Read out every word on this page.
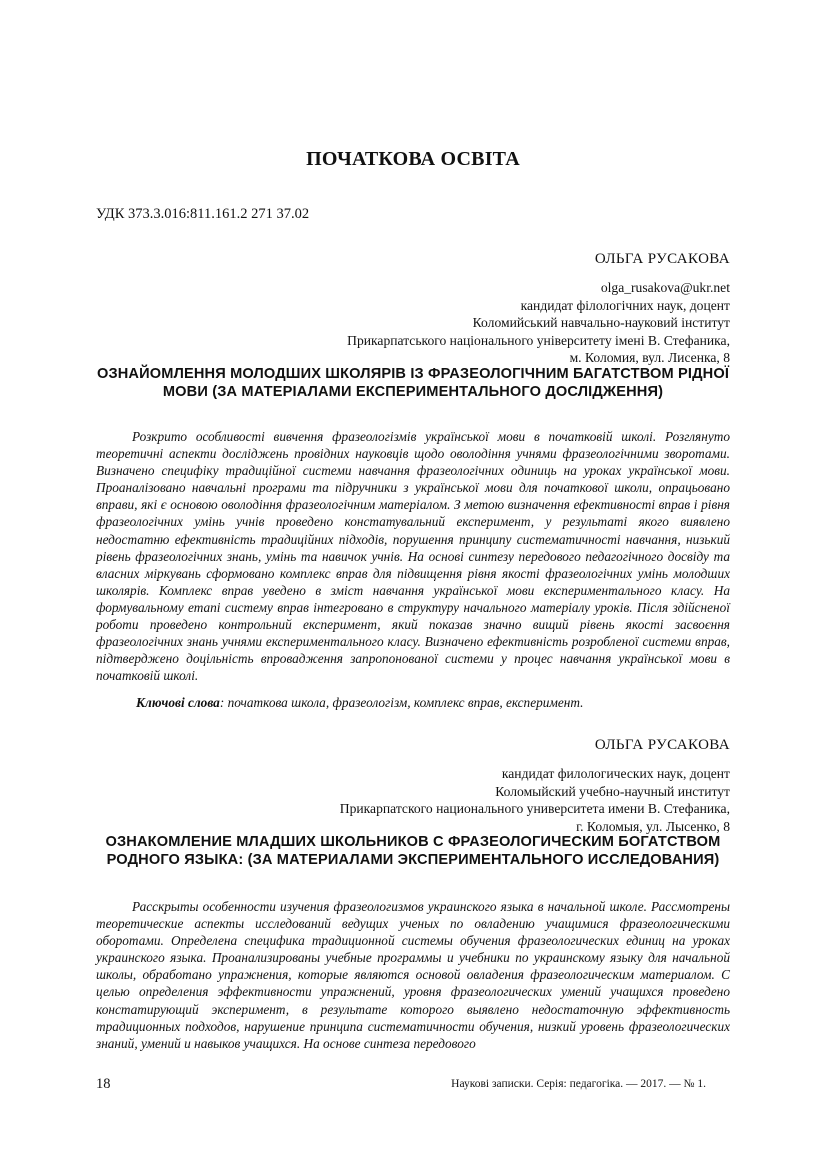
ПОЧАТКОВА ОСВІТА
УДК 373.3.016:811.161.2 271 37.02
ОЛЬГА РУСАКОВА
olga_rusakova@ukr.net
кандидат філологічних наук, доцент
Коломийський навчально-науковий інститут
Прикарпатського національного університету імені В. Стефаника,
м. Коломия, вул. Лисенка, 8
ОЗНАЙОМЛЕННЯ МОЛОДШИХ ШКОЛЯРІВ ІЗ ФРАЗЕОЛОГІЧНИМ БАГАТСТВОМ РІДНОЇ МОВИ (ЗА МАТЕРІАЛАМИ ЕКСПЕРИМЕНТАЛЬНОГО ДОСЛІДЖЕННЯ)

Розкрито особливості вивчення фразеологізмів української мови в початковій школі. Розглянуто теоретичні аспекти досліджень провідних науковців щодо оволодіння учнями фразеологічними зворотами. Визначено специфіку традиційної системи навчання фразеологічних одиниць на уроках української мови. Проаналізовано навчальні програми та підручники з української мови для початкової школи, опрацьовано вправи, які є основою оволодіння фразеологічним матеріалом. З метою визначення ефективності вправ і рівня фразеологічних умінь учнів проведено констатувальний експеримент, у результаті якого виявлено недостатню ефективність традиційних підходів, порушення принципу систематичності навчання, низький рівень фразеологічних знань, умінь та навичок учнів. На основі синтезу передового педагогічного досвіду та власних міркувань сформовано комплекс вправ для підвищення рівня якості фразеологічних умінь молодших школярів. Комплекс вправ уведено в зміст навчання української мови експериментального класу. На формувальному етапі систему вправ інтегровано в структуру начального матеріалу уроків. Після здійсненої роботи проведено контрольний експеримент, який показав значно вищий рівень якості засвоєння фразеологічних знань учнями експериментального класу. Визначено ефективність розробленої системи вправ, підтверджено доцільність впровадження запропонованої системи у процес навчання української мови в початковій школі.

Ключові слова: початкова школа, фразеологізм, комплекс вправ, експеримент.

ОЛЬГА РУСАКОВА
кандидат филологических наук, доцент
Коломыйский учебно-научный институт
Прикарпатского национального университета имени В. Стефаника,
г. Коломыя, ул. Лысенко, 8
ОЗНАКОМЛЕНИЕ МЛАДШИХ ШКОЛЬНИКОВ С ФРАЗЕОЛОГИЧЕСКИМ БОГАТСТВОМ РОДНОГО ЯЗЫКА: (ЗА МАТЕРИАЛАМИ ЭКСПЕРИМЕНТАЛЬНОГО ИССЛЕДОВАНИЯ)

Расскрыты особенности изучения фразеологизмов украинского языка в начальной школе. Рассмотрены теоретические аспекты исследований ведущих ученых по овладению учащимися фразеологическими оборотами. Определена специфика традиционной системы обучения фразеологических единиц на уроках украинского языка. Проанализированы учебные программы и учебники по украинскому языку для начальной школы, обработано упражнения, которые являются основой овладения фразеологическим материалом. С целью определения эффективности упражнений, уровня фразеологических умений учащихся проведено констатирующий эксперимент, в результате которого выявлено недостаточную эффективность традиционных подходов, нарушение принципа систематичности обучения, низкий уровень фразеологических знаний, умений и навыков учащихся. На основе синтеза передового

18	Наукові записки. Серія: педагогіка. — 2017. — № 1.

> _Your task_: Work out how many lines above contain the word "Стефаника". Give only the number.

> _Complete response_: 2